Start
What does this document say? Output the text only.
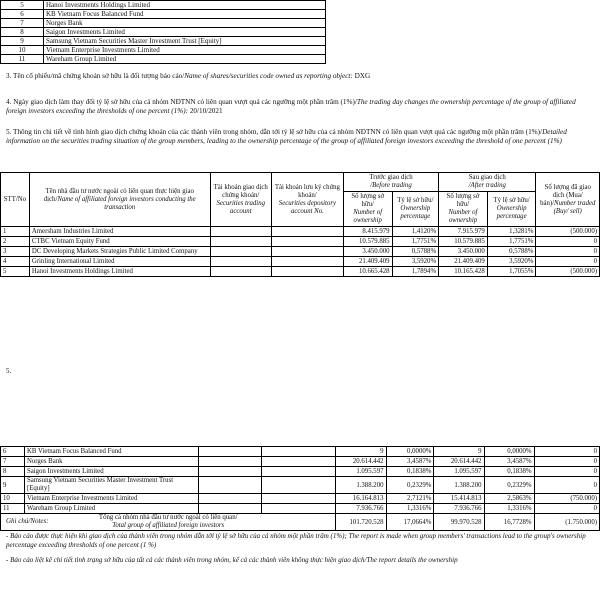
5	Hanoi Investments Holdings Limited
6	KB Vietnam Focus Balanced Fund
7	Norges Bank
8	Saigon Investments Limited
9	Samsung Vietnam Securities Master Investment Trust [Equity]
10	Vietnam Enterprise Investments Limited
11	Wareham Group Limited
3. Tên cổ phiếu/mã chứng khoán sở hữu là đối tượng báo cáo/Name of shares/securities code owned as reporting object: DXG
4. Ngày giao dịch làm thay đổi tỷ lệ sở hữu của cả nhóm NĐTNN có liên quan vượt quá các ngưỡng một phần trăm (1%)/The trading day changes the ownership percentage of the group of affiliated foreign investors exceeding the thresholds of one percent (1%): 20/10/2021
5. Thông tin chi tiết về tình hình giao dịch chứng khoán của các thành viên trong nhóm, dẫn tới tỷ lệ sở hữu của cả nhóm NĐTNN có liên quan vượt quá các ngưỡng một phần trăm (1%)/Detailed information on the securities trading situation of the group members, leading to the ownership percentage of the group of affiliated foreign investors exceeding the threshold of one percent (1%)
STT/No	Tên nhà đầu tư nước ngoài có liên quan thực hiện giao dịch/Name of affiliated foreign investors conducting the transaction	Tài khoản giao dịch chứng khoán/
Securities trading account	Tài khoản lưu ký chứng khoán/
Securities depository account No.	Trước giao dịch
/Before trading		Sau giao dịch
/After trading		Số lượng đã giao dịch (Mua/ bán)/Number traded (Buy/ sell)
				Số lượng sở hữu/
Number of ownership	Tỷ lệ sở hữu/
Ownership percentage	Số lượng sở hữu/
Number of ownership	Tỷ lệ sở hữu/
Ownership percentage	
1	Amersham Industries Limited			8.415.979	1,4120%	7.915.979	1,3281%	(500.000)
2	CTBC Vietnam Equity Fund			10.579.885	1,7751%	10.579.885	1,7751%	0
3	DC Developing Markets Strategies Public Limited Company			3.450.000	0,5788%	3.450.000	0,5788%	0
4	Grinling International Limited			21.409.409	3,5920%	21.409.409	3,5920%	0
5	Hanoi Investments Holdings Limited			10.665.428	1,7894%	10.165.428	1,7055%	(500.000)
5.
6	KB Vietnam Focus Balanced Fund			9	0,0000%	9	0,0000%	0
7	Norges Bank			20.614.442	3,4587%	20.614.442	3,4587%	0
8	Saigon Investments Limited			1.095.597	0,1838%	1.095.597	0,1838%	0
9	Samsung Vietnam Securities Master Investment Trust [Equity]			1.388.200	0,2329%	1.388.200	0,2329%	0
10	Vietnam Enterprise Investments Limited			16.164.813	2,7121%	15.414.813	2,5863%	(750.000)
11	Wareham Group Limited			7.936.766	1,3316%	7.936.766	1,3316%	0
Tổng cả nhóm nhà đầu tư nước ngoài có liên quan/
Total group of affiliated foreign investors				101.720.528	17,0664%	99.970.528	16,7728%	(1.750.000)
Ghi chú/Notes:
- Báo cáo được thực hiện khi giao dịch của thành viên trong nhóm dẫn tới tỷ lệ sở hữu của cả nhóm một phần trăm (1%); The report is made when group members' transactions lead to the group's ownership percentage exceeding thresholds of one percent (1 %)
- Báo cáo liệt kê chi tiết tình trạng sở hữu của tất cả các thành viên trong nhóm, kể cả các thành viên không thực hiện giao dịch/The report details the ownership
End
Without the images, write out each line of the data verbatim.

What does this document say? Output the text only.
5	Hanoi Investments Holdings Limited
6	KB Vietnam Focus Balanced Fund
7	Norges Bank
8	Saigon Investments Limited
9	Samsung Vietnam Securities Master Investment Trust [Equity]
10	Vietnam Enterprise Investments Limited
11	Wareham Group Limited
3. Tên cổ phiếu/mã chứng khoán sở hữu là đối tượng báo cáo/Name of shares/securities code owned as reporting object: DXG
4. Ngày giao dịch làm thay đổi tỷ lệ sở hữu của cả nhóm NĐTNN có liên quan vượt quá các ngưỡng một phần trăm (1%)/The trading day changes the ownership percentage of the group of affiliated foreign investors exceeding the thresholds of one percent (1%): 20/10/2021
5. Thông tin chi tiết về tình hình giao dịch chứng khoán của các thành viên trong nhóm, dẫn tới tỷ lệ sở hữu của cả nhóm NĐTNN có liên quan vượt quá các ngưỡng một phần trăm (1%)/Detailed information on the securities trading situation of the group members, leading to the ownership percentage of the group of affiliated foreign investors exceeding the threshold of one percent (1%)
STT/No	Tên nhà đầu tư nước ngoài có liên quan thực hiện giao dịch/Name of affiliated foreign investors conducting the transaction	Tài khoản giao dịch chứng khoán/
Securities trading account	Tài khoản lưu ký chứng khoán/
Securities depository account No.	Trước giao dịch
/Before trading		Sau giao dịch
/After trading		Số lượng đã giao dịch (Mua/ bán)/Number traded (Buy/ sell)
				Số lượng sở hữu/
Number of ownership	Tỷ lệ sở hữu/
Ownership percentage	Số lượng sở hữu/
Number of ownership	Tỷ lệ sở hữu/
Ownership percentage	
1	Amersham Industries Limited			8.415.979	1,4120%	7.915.979	1,3281%	(500.000)
2	CTBC Vietnam Equity Fund			10.579.885	1,7751%	10.579.885	1,7751%	0
3	DC Developing Markets Strategies Public Limited Company			3.450.000	0,5788%	3.450.000	0,5788%	0
4	Grinling International Limited			21.409.409	3,5920%	21.409.409	3,5920%	0
5	Hanoi Investments Holdings Limited			10.665.428	1,7894%	10.165.428	1,7055%	(500.000)
5.
6	KB Vietnam Focus Balanced Fund			9	0,0000%	9	0,0000%	0
7	Norges Bank			20.614.442	3,4587%	20.614.442	3,4587%	0
8	Saigon Investments Limited			1.095.597	0,1838%	1.095.597	0,1838%	0
9	Samsung Vietnam Securities Master Investment Trust [Equity]			1.388.200	0,2329%	1.388.200	0,2329%	0
10	Vietnam Enterprise Investments Limited			16.164.813	2,7121%	15.414.813	2,5863%	(750.000)
11	Wareham Group Limited			7.936.766	1,3316%	7.936.766	1,3316%	0
Tổng cả nhóm nhà đầu tư nước ngoài có liên quan/
Total group of affiliated foreign investors				101.720.528	17,0664%	99.970.528	16,7728%	(1.750.000)
Ghi chú/Notes:
- Báo cáo được thực hiện khi giao dịch của thành viên trong nhóm dẫn tới tỷ lệ sở hữu của cả nhóm một phần trăm (1%); The report is made when group members' transactions lead to the group's ownership percentage exceeding thresholds of one percent (1 %)
- Báo cáo liệt kê chi tiết tình trạng sở hữu của tất cả các thành viên trong nhóm, kể cả các thành viên không thực hiện giao dịch/The report details the ownership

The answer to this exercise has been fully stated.